##### 阅读材料 #####
【发布时间】:2016-09-15 12:04:29
【问题描述】:
我想使用 tensorflow 构建具有 2 个输出节点的回归模型。我搜索了一个可以建立回归模型但有 1 个输出节点的代码。
https://github.com/tensorflow/tensorflow/blob/master/tensorflow/examples/skflow/boston.py
from __future__ import absolute_import
from __future__ import division
from __future__ import print_function
from sklearn import cross_validation
from sklearn import metrics
from sklearn import preprocessing
import tensorflow as tf
from tensorflow.contrib import learn
def main(unused_argv):
# Load dataset
boston = learn.datasets.load_dataset('boston')
x, y = boston.data, boston.target
# Split dataset into train / test
x_train, x_test, y_train, y_test = cross_validation.train_test_split(
x, y, test_size=0.2, random_state=42)
# Scale data (training set) to 0 mean and unit standard deviation.
scaler = preprocessing.StandardScaler()
x_train = scaler.fit_transform(x_train)
# Build 2 layer fully connected DNN with 10, 10 units respectively.
feature_columns = learn.infer_real_valued_columns_from_input(x_train)
regressor = learn.DNNRegressor(
feature_columns=feature_columns, hidden_units=[10, 10])
# Fit
regressor.fit(x_train, y_train, steps=5000, batch_size=1)
# Predict and score
y_predicted = list(
regressor.predict(scaler.transform(x_test), as_iterable=True))
score = metrics.mean_squared_error(y_predicted, y_test)
print('MSE: {0:f}'.format(score))
if __name__ == '__main__':
tf.app.run()
我是 tensorflow 的新手,所以我搜索了与我的工作方式相似的代码,但代码的输出是一个。
在我的模型中,输入为 N*1000,输出为 N*2。我想知道是否有有效且高效的回归代码。请举个例子。
【问题讨论】:
-
不太清楚你的问题是什么。你能说得更具体点吗?
标签: python output tensorflow regression
##### 数据 #####
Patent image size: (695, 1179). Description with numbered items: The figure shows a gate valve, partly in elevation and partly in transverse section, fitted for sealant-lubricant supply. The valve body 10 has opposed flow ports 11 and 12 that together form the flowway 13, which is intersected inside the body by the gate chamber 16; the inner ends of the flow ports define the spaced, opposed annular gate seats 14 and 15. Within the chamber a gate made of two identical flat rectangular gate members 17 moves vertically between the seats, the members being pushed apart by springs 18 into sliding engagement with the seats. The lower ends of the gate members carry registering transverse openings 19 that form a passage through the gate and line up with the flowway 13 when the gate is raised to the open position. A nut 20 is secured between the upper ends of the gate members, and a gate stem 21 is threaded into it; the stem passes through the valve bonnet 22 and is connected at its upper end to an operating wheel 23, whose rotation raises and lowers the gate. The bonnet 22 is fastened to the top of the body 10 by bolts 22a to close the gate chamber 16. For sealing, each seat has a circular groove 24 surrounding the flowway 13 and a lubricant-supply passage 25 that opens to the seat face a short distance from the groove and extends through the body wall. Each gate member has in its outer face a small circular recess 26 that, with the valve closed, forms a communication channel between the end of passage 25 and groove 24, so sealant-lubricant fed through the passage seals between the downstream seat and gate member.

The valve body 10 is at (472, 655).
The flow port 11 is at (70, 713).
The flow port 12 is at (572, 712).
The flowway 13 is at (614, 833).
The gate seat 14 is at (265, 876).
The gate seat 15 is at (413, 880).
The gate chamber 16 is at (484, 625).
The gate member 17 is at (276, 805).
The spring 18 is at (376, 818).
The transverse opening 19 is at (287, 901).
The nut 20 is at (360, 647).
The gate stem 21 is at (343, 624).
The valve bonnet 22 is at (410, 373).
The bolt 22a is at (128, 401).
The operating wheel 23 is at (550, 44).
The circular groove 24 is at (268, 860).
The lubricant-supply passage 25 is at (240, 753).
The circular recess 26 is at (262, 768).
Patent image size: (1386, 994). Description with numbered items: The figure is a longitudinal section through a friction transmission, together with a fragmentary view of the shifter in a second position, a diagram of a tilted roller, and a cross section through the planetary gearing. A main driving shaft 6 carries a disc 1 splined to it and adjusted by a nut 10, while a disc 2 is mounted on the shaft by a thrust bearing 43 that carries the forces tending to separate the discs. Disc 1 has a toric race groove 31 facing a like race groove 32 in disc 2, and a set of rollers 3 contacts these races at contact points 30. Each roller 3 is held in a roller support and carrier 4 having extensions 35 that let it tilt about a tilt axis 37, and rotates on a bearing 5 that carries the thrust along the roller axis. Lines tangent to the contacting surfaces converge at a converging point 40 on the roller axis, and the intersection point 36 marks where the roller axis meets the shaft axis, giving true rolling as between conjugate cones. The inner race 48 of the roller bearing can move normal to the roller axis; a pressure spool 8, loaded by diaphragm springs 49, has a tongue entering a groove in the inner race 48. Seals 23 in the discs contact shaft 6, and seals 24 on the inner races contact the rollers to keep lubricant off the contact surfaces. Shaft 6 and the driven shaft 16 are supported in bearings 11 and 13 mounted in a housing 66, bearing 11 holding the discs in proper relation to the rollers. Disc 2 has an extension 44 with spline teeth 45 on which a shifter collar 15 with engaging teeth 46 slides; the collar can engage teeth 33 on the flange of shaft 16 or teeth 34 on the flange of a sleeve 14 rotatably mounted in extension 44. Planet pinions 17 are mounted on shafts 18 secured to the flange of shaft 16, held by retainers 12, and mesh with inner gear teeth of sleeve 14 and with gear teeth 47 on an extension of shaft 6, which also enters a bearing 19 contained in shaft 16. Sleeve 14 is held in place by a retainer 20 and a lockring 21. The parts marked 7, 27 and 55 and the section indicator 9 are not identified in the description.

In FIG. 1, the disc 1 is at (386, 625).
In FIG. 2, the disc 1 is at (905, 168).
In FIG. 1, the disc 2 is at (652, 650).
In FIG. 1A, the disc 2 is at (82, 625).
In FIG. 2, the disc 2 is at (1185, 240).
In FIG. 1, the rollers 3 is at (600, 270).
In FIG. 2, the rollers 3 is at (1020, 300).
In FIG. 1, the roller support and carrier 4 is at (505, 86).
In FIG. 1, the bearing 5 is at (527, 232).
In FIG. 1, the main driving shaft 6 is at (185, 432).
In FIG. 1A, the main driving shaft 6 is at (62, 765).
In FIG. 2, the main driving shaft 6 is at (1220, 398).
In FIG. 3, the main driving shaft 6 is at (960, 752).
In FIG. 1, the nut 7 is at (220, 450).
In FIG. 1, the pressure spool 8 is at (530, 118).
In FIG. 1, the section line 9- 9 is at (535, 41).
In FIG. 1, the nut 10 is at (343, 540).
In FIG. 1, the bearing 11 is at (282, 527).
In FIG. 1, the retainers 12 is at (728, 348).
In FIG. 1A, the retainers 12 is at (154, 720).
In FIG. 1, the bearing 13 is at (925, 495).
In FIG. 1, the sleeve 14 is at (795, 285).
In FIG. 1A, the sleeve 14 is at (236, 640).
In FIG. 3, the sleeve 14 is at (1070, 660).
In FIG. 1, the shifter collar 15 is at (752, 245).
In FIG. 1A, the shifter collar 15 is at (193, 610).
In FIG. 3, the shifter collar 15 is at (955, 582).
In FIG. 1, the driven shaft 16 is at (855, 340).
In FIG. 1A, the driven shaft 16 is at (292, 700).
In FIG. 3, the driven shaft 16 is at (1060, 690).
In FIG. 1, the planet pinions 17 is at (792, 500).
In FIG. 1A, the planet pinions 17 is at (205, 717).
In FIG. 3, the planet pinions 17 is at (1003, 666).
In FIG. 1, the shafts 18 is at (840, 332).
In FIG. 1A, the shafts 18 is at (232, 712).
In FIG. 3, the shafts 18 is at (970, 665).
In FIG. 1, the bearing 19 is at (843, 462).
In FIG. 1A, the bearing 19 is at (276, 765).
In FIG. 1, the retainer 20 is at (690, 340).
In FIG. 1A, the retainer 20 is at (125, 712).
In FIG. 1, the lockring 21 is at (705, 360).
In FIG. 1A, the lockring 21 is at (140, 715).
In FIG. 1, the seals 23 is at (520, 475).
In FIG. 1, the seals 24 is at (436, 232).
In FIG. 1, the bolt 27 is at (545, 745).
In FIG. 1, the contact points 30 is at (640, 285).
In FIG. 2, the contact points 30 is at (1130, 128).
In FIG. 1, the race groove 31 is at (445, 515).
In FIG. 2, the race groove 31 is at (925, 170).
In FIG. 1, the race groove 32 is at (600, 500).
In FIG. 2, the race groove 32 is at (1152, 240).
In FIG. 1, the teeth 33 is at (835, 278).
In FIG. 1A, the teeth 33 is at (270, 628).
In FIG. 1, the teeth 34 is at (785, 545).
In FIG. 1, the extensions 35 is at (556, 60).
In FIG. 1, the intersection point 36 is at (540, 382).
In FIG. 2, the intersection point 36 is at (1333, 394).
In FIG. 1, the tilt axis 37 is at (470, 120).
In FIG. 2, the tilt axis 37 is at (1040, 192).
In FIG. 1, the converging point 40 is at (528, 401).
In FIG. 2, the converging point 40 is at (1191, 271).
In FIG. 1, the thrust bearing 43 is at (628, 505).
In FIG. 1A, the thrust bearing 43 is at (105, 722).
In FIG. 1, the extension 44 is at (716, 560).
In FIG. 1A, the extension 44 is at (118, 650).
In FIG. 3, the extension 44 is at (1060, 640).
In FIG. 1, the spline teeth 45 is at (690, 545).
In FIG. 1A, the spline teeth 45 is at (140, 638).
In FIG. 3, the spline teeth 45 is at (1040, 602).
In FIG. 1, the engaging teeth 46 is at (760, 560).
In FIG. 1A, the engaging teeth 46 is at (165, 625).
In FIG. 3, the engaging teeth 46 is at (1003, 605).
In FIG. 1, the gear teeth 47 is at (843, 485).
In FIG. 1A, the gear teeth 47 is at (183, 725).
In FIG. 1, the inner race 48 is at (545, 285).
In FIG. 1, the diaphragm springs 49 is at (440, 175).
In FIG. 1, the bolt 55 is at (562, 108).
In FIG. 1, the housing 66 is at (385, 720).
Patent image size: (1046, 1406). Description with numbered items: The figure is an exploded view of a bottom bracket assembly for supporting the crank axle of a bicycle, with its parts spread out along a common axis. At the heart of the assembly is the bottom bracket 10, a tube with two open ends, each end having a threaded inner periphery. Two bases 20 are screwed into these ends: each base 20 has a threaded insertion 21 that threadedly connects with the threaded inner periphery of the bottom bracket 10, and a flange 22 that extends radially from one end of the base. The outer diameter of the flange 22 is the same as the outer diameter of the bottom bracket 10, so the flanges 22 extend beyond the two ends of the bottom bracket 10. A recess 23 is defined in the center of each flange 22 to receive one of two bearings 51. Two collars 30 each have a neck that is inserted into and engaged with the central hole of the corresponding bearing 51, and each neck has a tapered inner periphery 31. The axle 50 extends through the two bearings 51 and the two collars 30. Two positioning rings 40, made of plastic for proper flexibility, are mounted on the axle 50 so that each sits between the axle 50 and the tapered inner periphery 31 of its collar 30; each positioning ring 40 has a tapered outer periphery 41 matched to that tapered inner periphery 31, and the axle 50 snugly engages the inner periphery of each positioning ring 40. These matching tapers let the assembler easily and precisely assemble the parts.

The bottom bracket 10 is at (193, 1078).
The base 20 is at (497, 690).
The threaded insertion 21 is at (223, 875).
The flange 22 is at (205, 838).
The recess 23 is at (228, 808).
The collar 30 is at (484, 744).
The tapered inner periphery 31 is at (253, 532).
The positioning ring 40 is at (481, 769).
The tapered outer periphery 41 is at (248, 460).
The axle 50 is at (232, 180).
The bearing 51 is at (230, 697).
#####
*待办事项:*
a) 请列出这篇帖子末尾给出的全部标签。
b) 请一字不差地抄录这篇帖子中的一段:从含有“scaler = preprocessing.StandardScaler()”的那几个字开始,在“regressor.predict(scaler.transform(x_test), as_iterable=True))”之后停止。

*依序答案:*
a) python、output、tensorflow、regression

b)
scaler = preprocessing.StandardScaler()
x_train = scaler.fit_transform(x_train)
# Build 2 layer fully connected DNN with 10, 10 units respectively.
feature_columns = learn.infer_real_valued_columns_from_input(x_train)
regressor = learn.DNNRegressor(
feature_columns=feature_columns, hidden_units=[10, 10])
# Fit
regressor.fit(x_train, y_train, steps=5000, batch_size=1)
# Predict and score
y_predicted = list(
regressor.predict(scaler.transform(x_test), as_iterable=True))